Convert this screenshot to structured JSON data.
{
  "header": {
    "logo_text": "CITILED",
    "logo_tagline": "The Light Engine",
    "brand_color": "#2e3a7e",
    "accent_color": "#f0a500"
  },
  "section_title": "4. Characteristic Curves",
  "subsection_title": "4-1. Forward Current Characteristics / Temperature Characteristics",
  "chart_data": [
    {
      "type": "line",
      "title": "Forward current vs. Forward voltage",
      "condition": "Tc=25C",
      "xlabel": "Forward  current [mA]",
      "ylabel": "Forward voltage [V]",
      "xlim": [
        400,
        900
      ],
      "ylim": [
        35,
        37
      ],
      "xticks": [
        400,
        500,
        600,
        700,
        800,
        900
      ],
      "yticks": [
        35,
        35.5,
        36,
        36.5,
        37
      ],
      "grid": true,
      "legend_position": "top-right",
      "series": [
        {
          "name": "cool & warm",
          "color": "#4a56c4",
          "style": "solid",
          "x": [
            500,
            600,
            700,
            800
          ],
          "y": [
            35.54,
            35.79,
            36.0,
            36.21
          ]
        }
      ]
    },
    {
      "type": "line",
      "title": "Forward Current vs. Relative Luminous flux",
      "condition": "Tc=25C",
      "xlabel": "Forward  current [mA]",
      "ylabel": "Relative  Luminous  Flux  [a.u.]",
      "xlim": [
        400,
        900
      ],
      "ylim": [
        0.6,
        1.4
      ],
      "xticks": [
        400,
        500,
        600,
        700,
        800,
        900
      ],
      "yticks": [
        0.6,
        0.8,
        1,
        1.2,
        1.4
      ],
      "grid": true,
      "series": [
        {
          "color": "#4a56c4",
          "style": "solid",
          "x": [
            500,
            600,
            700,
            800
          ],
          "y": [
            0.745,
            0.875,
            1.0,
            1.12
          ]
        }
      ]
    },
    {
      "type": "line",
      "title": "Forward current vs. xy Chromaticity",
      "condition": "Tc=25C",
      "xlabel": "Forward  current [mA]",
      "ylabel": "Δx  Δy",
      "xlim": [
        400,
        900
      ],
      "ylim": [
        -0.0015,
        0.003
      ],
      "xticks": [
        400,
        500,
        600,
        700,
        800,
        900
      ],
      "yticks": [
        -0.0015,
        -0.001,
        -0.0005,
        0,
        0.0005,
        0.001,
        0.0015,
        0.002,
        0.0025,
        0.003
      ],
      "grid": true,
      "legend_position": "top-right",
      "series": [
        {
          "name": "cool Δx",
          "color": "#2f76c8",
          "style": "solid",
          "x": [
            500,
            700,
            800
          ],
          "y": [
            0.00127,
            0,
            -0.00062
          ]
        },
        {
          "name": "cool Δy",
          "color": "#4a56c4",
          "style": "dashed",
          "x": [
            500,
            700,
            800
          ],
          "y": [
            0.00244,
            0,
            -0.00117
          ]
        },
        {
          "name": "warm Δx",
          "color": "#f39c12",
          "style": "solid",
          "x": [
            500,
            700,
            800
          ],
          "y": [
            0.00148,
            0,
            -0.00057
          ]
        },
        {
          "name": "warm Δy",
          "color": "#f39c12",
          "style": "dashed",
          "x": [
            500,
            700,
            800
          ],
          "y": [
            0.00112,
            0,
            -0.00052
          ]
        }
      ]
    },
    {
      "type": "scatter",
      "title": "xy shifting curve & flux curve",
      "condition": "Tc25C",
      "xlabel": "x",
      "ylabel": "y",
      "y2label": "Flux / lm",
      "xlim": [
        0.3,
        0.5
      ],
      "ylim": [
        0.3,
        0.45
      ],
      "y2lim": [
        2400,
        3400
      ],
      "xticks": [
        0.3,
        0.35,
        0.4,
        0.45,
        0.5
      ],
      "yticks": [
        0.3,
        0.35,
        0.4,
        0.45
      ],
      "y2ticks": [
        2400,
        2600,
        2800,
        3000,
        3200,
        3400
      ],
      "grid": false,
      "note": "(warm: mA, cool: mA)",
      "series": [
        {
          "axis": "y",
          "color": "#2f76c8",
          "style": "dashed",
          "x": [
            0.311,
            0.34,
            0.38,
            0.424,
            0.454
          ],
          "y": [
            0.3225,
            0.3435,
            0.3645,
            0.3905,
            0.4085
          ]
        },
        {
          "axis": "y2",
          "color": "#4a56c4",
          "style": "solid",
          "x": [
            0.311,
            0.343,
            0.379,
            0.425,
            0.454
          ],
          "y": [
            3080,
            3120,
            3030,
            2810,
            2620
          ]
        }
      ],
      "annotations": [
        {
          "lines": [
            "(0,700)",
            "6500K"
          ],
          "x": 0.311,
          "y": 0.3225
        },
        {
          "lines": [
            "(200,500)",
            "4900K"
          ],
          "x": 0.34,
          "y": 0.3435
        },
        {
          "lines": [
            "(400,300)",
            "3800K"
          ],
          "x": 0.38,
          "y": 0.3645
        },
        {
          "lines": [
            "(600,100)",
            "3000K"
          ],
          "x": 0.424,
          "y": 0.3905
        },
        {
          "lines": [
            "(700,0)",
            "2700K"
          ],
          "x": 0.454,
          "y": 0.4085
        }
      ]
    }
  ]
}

============================================================

Problem description
All of the material must be reproduced exactly.

Response to this exercise
Convert this screenshot to structured JSON data.
{
  "header": {
    "logo_text": "CITILED",
    "logo_tagline": "The Light Engine",
    "brand_color": "#2e3a7e",
    "accent_color": "#f0a500"
  },
  "section_title": "4. Characteristic Curves",
  "subsection_title": "4-1. Forward Current Characteristics / Temperature Characteristics",
  "chart_data": [
    {
      "type": "line",
      "title": "Forward current vs. Forward voltage",
      "condition": "Tc=25C",
      "xlabel": "Forward  current [mA]",
      "ylabel": "Forward voltage [V]",
      "xlim": [
        400,
        900
      ],
      "ylim": [
        35,
        37
      ],
      "xticks": [
        400,
        500,
        600,
        700,
        800,
        900
      ],
      "yticks": [
        35,
        35.5,
        36,
        36.5,
        37
      ],
      "grid": true,
      "legend_position": "top-right",
      "series": [
        {
          "name": "cool & warm",
          "color": "#4a56c4",
          "style": "solid",
          "x": [
            500,
            600,
            700,
            800
          ],
          "y": [
            35.54,
            35.79,
            36.0,
            36.21
          ]
        }
      ]
    },
    {
      "type": "line",
      "title": "Forward Current vs. Relative Luminous flux",
      "condition": "Tc=25C",
      "xlabel": "Forward  current [mA]",
      "ylabel": "Relative  Luminous  Flux  [a.u.]",
      "xlim": [
        400,
        900
      ],
      "ylim": [
        0.6,
        1.4
      ],
      "xticks": [
        400,
        500,
        600,
        700,
        800,
        900
      ],
      "yticks": [
        0.6,
        0.8,
        1,
        1.2,
        1.4
      ],
      "grid": true,
      "series": [
        {
          "color": "#4a56c4",
          "style": "solid",
          "x": [
            500,
            600,
            700,
            800
          ],
          "y": [
            0.745,
            0.875,
            1.0,
            1.12
          ]
        }
      ]
    },
    {
      "type": "line",
      "title": "Forward current vs. xy Chromaticity",
      "condition": "Tc=25C",
      "xlabel": "Forward  current [mA]",
      "ylabel": "Δx  Δy",
      "xlim": [
        400,
        900
      ],
      "ylim": [
        -0.0015,
        0.003
      ],
      "xticks": [
        400,
        500,
        600,
        700,
        800,
        900
      ],
      "yticks": [
        -0.0015,
        -0.001,
        -0.0005,
        0,
        0.0005,
        0.001,
        0.0015,
        0.002,
        0.0025,
        0.003
      ],
      "grid": true,
      "legend_position": "top-right",
      "series": [
        {
          "name": "cool Δx",
          "color": "#2f76c8",
          "style": "solid",
          "x": [
            500,
            700,
            800
          ],
          "y": [
            0.00127,
            0,
            -0.00062
          ]
        },
        {
          "name": "cool Δy",
          "color": "#4a56c4",
          "style": "dashed",
          "x": [
            500,
            700,
            800
          ],
          "y": [
            0.00244,
            0,
            -0.00117
          ]
        },
        {
          "name": "warm Δx",
          "color": "#f39c12",
          "style": "solid",
          "x": [
            500,
            700,
            800
          ],
          "y": [
            0.00148,
            0,
            -0.00057
          ]
        },
        {
          "name": "warm Δy",
          "color": "#f39c12",
          "style": "dashed",
          "x": [
            500,
            700,
            800
          ],
          "y": [
            0.00112,
            0,
            -0.00052
          ]
        }
      ]
    },
    {
      "type": "scatter",
      "title": "xy shifting curve & flux curve",
      "condition": "Tc25C",
      "xlabel": "x",
      "ylabel": "y",
      "y2label": "Flux / lm",
      "xlim": [
        0.3,
        0.5
      ],
      "ylim": [
        0.3,
        0.45
      ],
      "y2lim": [
        2400,
        3400
      ],
      "xticks": [
        0.3,
        0.35,
        0.4,
        0.45,
        0.5
      ],
      "yticks": [
        0.3,
        0.35,
        0.4,
        0.45
      ],
      "y2ticks": [
        2400,
        2600,
        2800,
        3000,
        3200,
        3400
      ],
      "grid": false,
      "note": "(warm: mA, cool: mA)",
      "series": [
        {
          "axis": "y",
          "color": "#2f76c8",
          "style": "dashed",
          "x": [
            0.311,
            0.34,
            0.38,
            0.424,
            0.454
          ],
          "y": [
            0.3225,
            0.3435,
            0.3645,
            0.3905,
            0.4085
          ]
        },
        {
          "axis": "y2",
          "color": "#4a56c4",
          "style": "solid",
          "x": [
            0.311,
            0.343,
            0.379,
            0.425,
            0.454
          ],
          "y": [
            3080,
            3120,
            3030,
            2810,
            2620
          ]
        }
      ],
      "annotations": [
        {
          "lines": [
            "(0,700)",
            "6500K"
          ],
          "x": 0.311,
          "y": 0.3225
        },
        {
          "lines": [
            "(200,500)",
            "4900K"
          ],
          "x": 0.34,
          "y": 0.3435
        },
        {
          "lines": [
            "(400,300)",
            "3800K"
          ],
          "x": 0.38,
          "y": 0.3645
        },
        {
          "lines": [
            "(600,100)",
            "3000K"
          ],
          "x": 0.424,
          "y": 0.3905
        },
        {
          "lines": [
            "(700,0)",
            "2700K"
          ],
          "x": 0.454,
          "y": 0.4085
        }
      ]
    }
  ]
}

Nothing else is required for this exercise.